Supplied records: Begin
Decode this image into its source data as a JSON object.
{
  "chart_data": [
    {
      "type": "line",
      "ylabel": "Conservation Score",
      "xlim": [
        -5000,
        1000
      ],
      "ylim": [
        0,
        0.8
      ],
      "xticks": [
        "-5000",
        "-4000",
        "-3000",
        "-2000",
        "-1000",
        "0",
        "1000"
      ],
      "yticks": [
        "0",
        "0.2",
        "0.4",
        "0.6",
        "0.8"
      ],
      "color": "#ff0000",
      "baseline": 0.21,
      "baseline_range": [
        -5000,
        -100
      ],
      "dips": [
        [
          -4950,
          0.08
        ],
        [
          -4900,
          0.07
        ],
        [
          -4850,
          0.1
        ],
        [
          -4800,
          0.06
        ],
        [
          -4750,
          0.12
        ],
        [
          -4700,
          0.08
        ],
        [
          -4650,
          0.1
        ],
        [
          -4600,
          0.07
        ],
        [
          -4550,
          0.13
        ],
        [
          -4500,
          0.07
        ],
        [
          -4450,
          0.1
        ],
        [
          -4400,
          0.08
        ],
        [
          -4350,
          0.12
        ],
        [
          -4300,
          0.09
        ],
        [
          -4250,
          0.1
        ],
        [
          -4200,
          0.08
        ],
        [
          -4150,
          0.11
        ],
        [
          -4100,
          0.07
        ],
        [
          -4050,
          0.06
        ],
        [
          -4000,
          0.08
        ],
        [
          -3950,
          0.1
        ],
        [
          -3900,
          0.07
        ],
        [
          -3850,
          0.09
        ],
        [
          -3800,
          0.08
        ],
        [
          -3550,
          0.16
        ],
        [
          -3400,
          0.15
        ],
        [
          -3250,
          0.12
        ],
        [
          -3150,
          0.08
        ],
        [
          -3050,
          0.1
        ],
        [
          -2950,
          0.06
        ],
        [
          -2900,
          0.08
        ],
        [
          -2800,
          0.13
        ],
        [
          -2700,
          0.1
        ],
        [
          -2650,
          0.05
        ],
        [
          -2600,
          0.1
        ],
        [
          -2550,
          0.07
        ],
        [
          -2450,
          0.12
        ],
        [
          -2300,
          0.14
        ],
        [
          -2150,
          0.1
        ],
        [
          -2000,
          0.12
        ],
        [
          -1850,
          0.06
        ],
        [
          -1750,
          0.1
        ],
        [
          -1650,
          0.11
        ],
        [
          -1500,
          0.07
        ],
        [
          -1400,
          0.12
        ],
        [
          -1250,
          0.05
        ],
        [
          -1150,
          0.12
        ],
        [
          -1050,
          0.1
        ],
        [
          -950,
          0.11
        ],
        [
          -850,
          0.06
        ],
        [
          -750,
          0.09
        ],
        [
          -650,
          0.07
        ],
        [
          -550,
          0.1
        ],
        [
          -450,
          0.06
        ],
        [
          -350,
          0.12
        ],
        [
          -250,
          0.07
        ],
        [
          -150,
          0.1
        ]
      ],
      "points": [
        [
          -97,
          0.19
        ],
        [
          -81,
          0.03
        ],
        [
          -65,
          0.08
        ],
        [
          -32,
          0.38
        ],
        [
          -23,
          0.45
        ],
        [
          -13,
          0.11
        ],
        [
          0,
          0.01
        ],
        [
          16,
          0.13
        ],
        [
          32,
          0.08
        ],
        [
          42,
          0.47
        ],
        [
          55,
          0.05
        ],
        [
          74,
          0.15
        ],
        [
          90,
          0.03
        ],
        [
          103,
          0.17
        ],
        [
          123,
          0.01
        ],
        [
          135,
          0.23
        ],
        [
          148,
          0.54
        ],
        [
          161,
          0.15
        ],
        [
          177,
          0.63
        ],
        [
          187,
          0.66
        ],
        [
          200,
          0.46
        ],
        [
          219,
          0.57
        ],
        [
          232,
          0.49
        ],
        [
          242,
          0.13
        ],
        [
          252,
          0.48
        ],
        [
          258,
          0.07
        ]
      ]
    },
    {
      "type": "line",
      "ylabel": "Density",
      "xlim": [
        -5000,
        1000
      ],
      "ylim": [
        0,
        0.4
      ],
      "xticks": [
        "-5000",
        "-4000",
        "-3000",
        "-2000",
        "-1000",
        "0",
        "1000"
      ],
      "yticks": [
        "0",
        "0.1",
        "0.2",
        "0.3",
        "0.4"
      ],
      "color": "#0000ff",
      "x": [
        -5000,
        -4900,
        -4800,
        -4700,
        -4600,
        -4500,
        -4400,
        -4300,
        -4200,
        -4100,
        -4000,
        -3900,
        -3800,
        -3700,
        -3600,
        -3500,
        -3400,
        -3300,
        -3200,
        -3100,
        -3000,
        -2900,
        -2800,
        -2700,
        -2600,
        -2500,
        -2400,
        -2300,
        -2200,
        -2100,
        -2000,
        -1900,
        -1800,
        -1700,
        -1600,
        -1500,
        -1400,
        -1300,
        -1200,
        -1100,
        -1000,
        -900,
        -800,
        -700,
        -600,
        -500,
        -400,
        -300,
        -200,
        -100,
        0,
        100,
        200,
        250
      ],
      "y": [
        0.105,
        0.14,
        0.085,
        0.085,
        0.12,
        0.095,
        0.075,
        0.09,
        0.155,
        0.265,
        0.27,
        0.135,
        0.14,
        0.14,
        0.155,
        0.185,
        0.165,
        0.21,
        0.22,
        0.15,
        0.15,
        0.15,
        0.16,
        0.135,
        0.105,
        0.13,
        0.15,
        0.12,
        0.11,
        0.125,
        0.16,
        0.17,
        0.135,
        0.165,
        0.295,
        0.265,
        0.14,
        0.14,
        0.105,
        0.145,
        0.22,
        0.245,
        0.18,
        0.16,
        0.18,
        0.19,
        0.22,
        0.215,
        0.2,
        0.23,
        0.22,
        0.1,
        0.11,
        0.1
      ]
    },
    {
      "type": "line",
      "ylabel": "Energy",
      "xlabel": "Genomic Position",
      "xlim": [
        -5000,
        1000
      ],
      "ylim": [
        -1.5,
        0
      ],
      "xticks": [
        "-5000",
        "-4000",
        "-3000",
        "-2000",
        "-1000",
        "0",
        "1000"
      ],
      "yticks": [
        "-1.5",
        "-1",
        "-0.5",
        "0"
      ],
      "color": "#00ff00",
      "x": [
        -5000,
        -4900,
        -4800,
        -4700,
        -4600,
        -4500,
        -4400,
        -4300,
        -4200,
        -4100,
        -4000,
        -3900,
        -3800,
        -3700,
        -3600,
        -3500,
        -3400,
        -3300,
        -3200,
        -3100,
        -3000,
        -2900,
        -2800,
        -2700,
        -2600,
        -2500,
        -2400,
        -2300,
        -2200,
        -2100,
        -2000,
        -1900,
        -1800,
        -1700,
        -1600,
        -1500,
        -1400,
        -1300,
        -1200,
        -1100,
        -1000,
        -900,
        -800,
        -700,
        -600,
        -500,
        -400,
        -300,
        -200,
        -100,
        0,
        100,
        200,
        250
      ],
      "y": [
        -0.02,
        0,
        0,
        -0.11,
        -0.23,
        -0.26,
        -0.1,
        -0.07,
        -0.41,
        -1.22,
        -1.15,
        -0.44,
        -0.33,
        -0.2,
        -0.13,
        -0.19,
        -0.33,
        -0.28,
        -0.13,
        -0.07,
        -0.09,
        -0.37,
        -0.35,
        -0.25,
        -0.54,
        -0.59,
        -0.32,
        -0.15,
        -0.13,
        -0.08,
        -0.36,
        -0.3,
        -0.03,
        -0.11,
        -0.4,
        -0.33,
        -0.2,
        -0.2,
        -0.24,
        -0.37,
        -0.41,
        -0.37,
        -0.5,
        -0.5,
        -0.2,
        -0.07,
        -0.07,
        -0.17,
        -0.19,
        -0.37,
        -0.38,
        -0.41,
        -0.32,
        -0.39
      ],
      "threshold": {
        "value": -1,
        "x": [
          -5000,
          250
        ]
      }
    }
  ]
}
Supplied records: End
Find the word "ylabel" in the records. Copy every line it appears in.

Written response:
      "ylabel": "Conservation Score",
      "ylabel": "Density",
      "ylabel": "Energy",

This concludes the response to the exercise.